GIVEN INSTRUCTION —
Gather each line in the entries that includes the string "index".

RECORDS FOR THIS TASK —

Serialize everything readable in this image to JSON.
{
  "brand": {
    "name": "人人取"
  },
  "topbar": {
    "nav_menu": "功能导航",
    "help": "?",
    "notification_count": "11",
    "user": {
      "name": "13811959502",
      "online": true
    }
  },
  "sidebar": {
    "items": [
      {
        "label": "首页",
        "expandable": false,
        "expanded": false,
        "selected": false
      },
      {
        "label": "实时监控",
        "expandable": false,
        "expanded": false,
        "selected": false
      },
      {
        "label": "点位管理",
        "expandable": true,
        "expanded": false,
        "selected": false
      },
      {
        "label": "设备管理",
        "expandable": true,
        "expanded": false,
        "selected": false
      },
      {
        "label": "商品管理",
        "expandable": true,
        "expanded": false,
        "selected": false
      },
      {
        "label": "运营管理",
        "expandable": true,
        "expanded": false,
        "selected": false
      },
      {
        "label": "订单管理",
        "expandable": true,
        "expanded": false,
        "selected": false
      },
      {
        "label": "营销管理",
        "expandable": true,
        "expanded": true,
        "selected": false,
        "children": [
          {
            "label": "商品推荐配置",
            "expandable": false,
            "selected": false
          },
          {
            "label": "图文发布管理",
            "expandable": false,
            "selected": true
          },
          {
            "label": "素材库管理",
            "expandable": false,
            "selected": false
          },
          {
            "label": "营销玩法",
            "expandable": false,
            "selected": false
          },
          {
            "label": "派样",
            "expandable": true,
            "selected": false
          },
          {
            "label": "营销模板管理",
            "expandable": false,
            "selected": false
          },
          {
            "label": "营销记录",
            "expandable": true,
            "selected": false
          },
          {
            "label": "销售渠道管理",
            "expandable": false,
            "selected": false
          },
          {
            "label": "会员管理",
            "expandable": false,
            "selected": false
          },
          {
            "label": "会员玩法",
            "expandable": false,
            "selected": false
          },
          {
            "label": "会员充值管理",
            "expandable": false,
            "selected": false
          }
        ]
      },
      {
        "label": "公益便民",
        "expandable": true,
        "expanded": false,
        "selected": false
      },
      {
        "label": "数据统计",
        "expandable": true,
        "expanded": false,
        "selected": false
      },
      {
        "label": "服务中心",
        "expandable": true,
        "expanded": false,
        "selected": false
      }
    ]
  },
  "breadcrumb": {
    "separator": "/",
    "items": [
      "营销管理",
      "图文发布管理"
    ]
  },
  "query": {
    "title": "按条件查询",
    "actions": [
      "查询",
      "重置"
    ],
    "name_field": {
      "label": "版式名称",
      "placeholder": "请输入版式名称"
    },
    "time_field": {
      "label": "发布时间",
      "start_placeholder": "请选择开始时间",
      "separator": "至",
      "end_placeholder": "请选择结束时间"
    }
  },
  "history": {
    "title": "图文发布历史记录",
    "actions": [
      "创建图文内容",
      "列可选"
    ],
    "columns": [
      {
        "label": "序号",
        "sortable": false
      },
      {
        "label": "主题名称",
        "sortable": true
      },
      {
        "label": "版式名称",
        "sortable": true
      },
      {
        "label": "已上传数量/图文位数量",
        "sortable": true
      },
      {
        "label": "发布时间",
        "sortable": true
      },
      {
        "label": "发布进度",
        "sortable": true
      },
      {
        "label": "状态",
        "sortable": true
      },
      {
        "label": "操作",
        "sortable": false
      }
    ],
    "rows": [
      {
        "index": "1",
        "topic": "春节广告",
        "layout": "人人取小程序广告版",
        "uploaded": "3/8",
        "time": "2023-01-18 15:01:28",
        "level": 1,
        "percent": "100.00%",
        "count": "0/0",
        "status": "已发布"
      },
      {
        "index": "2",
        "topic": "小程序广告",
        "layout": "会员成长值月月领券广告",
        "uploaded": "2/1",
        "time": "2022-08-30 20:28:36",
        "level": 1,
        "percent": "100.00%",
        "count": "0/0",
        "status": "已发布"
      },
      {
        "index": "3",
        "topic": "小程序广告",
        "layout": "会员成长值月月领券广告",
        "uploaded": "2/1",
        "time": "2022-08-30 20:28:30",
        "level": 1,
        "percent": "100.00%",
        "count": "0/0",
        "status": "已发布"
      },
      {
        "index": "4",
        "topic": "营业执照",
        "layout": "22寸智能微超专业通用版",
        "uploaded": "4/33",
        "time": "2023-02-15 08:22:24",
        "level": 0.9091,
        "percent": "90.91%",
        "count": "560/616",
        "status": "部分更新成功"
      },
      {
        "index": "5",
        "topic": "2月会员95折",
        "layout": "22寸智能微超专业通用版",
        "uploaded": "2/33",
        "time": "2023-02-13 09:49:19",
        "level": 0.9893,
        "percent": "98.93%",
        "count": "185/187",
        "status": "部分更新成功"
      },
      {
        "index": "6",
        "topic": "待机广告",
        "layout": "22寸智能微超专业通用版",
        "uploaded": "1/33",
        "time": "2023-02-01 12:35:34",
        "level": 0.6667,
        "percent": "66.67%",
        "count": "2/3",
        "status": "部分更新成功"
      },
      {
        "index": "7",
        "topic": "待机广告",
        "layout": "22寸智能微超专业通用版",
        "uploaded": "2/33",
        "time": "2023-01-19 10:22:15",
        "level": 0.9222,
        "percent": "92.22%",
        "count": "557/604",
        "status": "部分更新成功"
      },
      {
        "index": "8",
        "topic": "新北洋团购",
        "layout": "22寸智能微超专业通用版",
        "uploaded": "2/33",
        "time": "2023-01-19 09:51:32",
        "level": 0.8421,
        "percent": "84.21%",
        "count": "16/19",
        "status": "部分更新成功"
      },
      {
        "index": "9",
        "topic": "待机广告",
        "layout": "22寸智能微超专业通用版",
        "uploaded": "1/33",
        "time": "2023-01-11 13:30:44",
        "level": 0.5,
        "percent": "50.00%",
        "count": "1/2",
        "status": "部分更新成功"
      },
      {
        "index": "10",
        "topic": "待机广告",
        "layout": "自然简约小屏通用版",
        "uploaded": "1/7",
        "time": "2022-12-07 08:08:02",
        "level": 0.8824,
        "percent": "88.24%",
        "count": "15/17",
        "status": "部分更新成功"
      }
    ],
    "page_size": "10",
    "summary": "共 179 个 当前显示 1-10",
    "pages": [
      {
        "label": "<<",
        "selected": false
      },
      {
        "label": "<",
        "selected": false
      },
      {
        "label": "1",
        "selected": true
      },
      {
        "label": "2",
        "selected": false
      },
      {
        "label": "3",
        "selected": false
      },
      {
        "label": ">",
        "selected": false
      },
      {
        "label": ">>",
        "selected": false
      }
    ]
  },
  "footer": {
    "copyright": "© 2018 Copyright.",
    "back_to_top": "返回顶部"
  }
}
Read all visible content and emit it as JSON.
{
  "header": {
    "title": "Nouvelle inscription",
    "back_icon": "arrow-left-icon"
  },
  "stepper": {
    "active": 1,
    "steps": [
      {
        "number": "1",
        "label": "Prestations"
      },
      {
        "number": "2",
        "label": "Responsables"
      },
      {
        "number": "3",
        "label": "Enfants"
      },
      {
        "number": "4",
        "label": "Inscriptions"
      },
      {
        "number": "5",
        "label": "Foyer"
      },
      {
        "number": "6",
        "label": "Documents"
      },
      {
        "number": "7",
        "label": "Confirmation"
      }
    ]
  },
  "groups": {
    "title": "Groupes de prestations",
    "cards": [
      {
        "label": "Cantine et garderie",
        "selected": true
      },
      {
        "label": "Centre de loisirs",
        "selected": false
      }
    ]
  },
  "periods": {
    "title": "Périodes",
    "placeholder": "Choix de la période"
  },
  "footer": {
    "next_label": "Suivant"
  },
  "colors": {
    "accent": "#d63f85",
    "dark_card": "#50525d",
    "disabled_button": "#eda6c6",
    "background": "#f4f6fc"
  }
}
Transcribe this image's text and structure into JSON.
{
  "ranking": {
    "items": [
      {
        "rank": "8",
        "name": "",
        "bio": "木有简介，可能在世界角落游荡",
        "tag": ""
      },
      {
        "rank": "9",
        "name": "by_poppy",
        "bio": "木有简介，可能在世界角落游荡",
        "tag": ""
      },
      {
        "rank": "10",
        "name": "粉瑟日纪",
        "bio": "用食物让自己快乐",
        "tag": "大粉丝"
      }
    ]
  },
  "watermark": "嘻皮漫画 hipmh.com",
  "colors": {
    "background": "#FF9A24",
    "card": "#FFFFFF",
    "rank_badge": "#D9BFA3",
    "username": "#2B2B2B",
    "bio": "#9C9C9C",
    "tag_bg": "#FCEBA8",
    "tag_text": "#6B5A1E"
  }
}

FULL ANSWER —
        "index": "1",
        "index": "2",
        "index": "3",
        "index": "4",
        "index": "5",
        "index": "6",
        "index": "7",
        "index": "8",
        "index": "9",
        "index": "10",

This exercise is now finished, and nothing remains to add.